***** Исходный текст
Усовершенствованная физическая модель и методы расчета для задачи переноса излучения при нарушениях локального термодинамического равновесия опубликованы в работах [66, 67]. Рассмотрены колебательные состояния и заселенность уровней в молекулярных полосах CO2 и CO в ближнем инфракрасном диапазоне (1–5 мкм) в дневной атмосфере Марса.

Хотя марсианская мезосфера и термосфера, область выше примерно 60 км, не является основной целью миссии ExoMars 2016 г., Trace Gas Orbiter (TGO), будет ее исследовать и может ответить на многие важные вопросы [68].

3.4. Проект ExoMars

Значительное продвижение в понимании атмосферы, климата и метеорологии Марса ожидается с приходом данных проекта ESA и Роскосмоса ExoMars. Первая часть проекта – спутник Trace Gas Orbiter (TGO), запущенный российским ракетой-носителем “Протон” в 2016 г., вышла на окончательную научную орбиту в марте 2018 г и проводит полномасштабные научные наблюдения с 21 апреля 2018 г. Орбита спутника оптимизирована для исследований атмосферы и климата: почти на каждом витке она позволяет проводить наблюдения солнечных затенений, обеспечивая наиболее чувствительное зондирование малых атмосферных составляющих. Надирные треки позволяют проводить систематические наблюдения при различном местном времени. Полный обзор по местному времени требует 60 дней. Два из четырех приборов спутника, российский ACS [69, 70] и европейский NOMAD [7173], предназначены для измерения малых составляющих атмосферы и мониторинга основных климатических параметров. Два прибора провели поиск малых атмосферных газов и наблюдали глобальную пыльную бурю 2018 г., и региональную пыльную бурю в начале 2019 г.
**********
▶ Задания:
1. Переведите на английский язык следующее предложение из текста о проекте ExoMars: «Надирные треки позволяют проводить систематические наблюдения при различном местном времени».
2. Продолжите текст о проекте ExoMars, начав сразу после его последнего предложения.
***** Исходные данные
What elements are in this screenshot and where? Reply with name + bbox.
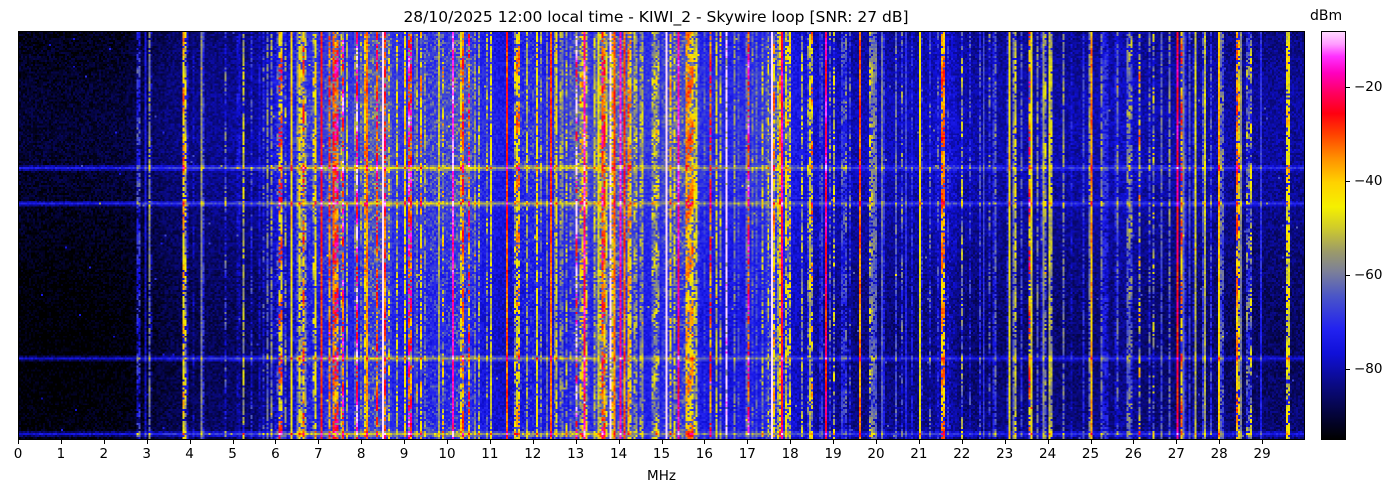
x-axis-tick-label: 19 — [824, 446, 842, 462]
x-axis-tick-label: 3 — [142, 446, 151, 462]
x-axis-tick — [275, 440, 277, 444]
x-axis-tick — [489, 440, 491, 444]
x-axis: 0 1 2 3 4 5 6 7 8 9 10 11 12 13 14 15 16 17 18 19 20 21 22 23 24… — [14, 440, 1305, 470]
colorbar-tick-label: −80 — [1354, 361, 1383, 378]
x-axis-tick — [618, 440, 620, 444]
x-axis-tick-label: 11 — [481, 446, 499, 462]
x-axis-tick-label: 15 — [652, 446, 671, 462]
spectrogram-heatmap — [19, 32, 1304, 439]
x-axis-tick — [1219, 440, 1221, 444]
x-axis-tick — [146, 440, 148, 444]
x-axis-tick — [1047, 440, 1049, 444]
x-axis-tick-label: 10 — [438, 446, 456, 462]
x-axis-tick — [1176, 440, 1178, 444]
x-axis-tick — [790, 440, 792, 444]
x-axis-tick-label: 4 — [185, 446, 194, 462]
x-axis-tick — [318, 440, 320, 444]
x-axis-tick — [661, 440, 663, 444]
colorbar-tick — [1346, 369, 1350, 371]
x-axis-tick — [918, 440, 920, 444]
x-axis-tick-label: 8 — [356, 446, 366, 462]
x-axis-tick-label: 1 — [56, 446, 66, 462]
x-axis-tick-label: 23 — [996, 446, 1014, 462]
x-axis-tick — [361, 440, 363, 444]
x-axis-tick — [232, 440, 234, 444]
colorbar — [1321, 31, 1346, 440]
x-axis-tick — [747, 440, 749, 444]
x-axis-tick-label: 6 — [271, 446, 280, 462]
colorbar-tick — [1346, 181, 1350, 183]
x-axis-tick — [704, 440, 706, 444]
x-axis-tick — [532, 440, 534, 444]
x-axis-tick-label: 5 — [228, 446, 237, 462]
x-axis-tick-label: 14 — [610, 446, 628, 462]
x-axis-tick-label: 9 — [399, 446, 409, 462]
x-axis-tick-label: 12 — [524, 446, 542, 462]
x-axis-tick — [447, 440, 448, 444]
colorbar-tick-label: −40 — [1354, 173, 1383, 190]
x-axis-tick — [961, 440, 963, 444]
x-axis-tick — [189, 440, 191, 444]
x-axis-tick — [18, 440, 19, 444]
colorbar-tick — [1346, 275, 1350, 277]
x-axis-tick-label: 25 — [1081, 446, 1100, 462]
x-axis-tick-label: 20 — [867, 446, 885, 462]
x-axis-tick — [833, 440, 835, 444]
x-axis-tick-label: 27 — [1167, 446, 1185, 462]
x-axis-tick-label: 0 — [13, 446, 23, 462]
x-axis-tick — [1262, 440, 1264, 444]
x-axis-tick-label: 24 — [1039, 446, 1057, 462]
x-axis-tick — [1004, 440, 1006, 444]
x-axis-tick-label: 18 — [781, 446, 799, 462]
x-axis-tick-label: 26 — [1124, 446, 1142, 462]
x-axis-tick-label: 22 — [953, 446, 971, 462]
colorbar-tick-label: −20 — [1354, 79, 1383, 96]
x-axis-tick-label: 13 — [567, 446, 585, 462]
x-axis-label: MHz — [647, 468, 676, 484]
x-axis-tick — [60, 440, 62, 444]
x-axis-tick-label: 7 — [314, 446, 323, 462]
colorbar-tick-label: −60 — [1354, 267, 1383, 284]
colorbar-label: dBm — [1310, 8, 1343, 24]
x-axis-tick-label: 16 — [695, 446, 713, 462]
x-axis-tick-label: 2 — [99, 446, 109, 462]
x-axis-tick — [1133, 440, 1135, 444]
x-axis-tick — [876, 440, 877, 444]
x-axis-tick — [1090, 440, 1092, 444]
x-axis-tick — [103, 440, 105, 444]
page-title: 28/10/2025 12:00 local time - KIWI_2 - S… — [403, 8, 909, 26]
x-axis-tick-label: 28 — [1210, 446, 1228, 462]
x-axis-tick — [575, 440, 577, 444]
colorbar-tick — [1346, 87, 1350, 89]
x-axis-tick — [404, 440, 406, 444]
spectrogram-plot-area[interactable] — [18, 31, 1305, 440]
x-axis-tick-label: 21 — [910, 446, 928, 462]
x-axis-tick-label: 29 — [1253, 446, 1271, 462]
x-axis-tick-label: 17 — [738, 446, 756, 462]
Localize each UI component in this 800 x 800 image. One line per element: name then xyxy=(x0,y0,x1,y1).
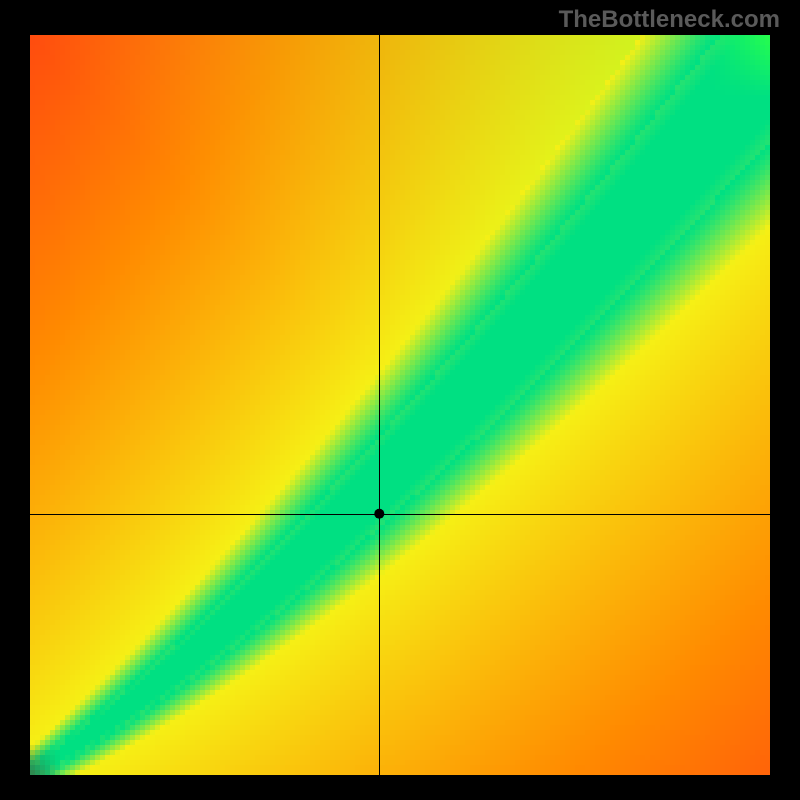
**********
▶ Ответы к заданиям:
1. Nadir tracks make it possible to carry out systematic observations at different local times.

2.
ExoMars 2020, вторая часть проекта, состоит из ровера-марсохода Розалинд Франклин и неподвижной посадочной платформы. В научный комплекс стационарной посадочной платформы со сроком службы не менее одного марсианского года входит ряд приборов для метеорологических и атмосферных исследований [74]. Полномасштабный метеорологический комплекс, опирающийся на предыдущие разработки [75, 76], по состоянию на сентябрь 2019 г. находится в процессе изготовления. Планируется, что комплекс позволит провести измерения атмосферного профиля во время спуска десантного аппарата. Марсоход ExoMars 2020 [77] также несет ряд приборов, которые будут давать информацию, связанную с метеорологией Марса, напр. [78]. Изготовление марсохода и его научных приборов завершено; они проходят испытания.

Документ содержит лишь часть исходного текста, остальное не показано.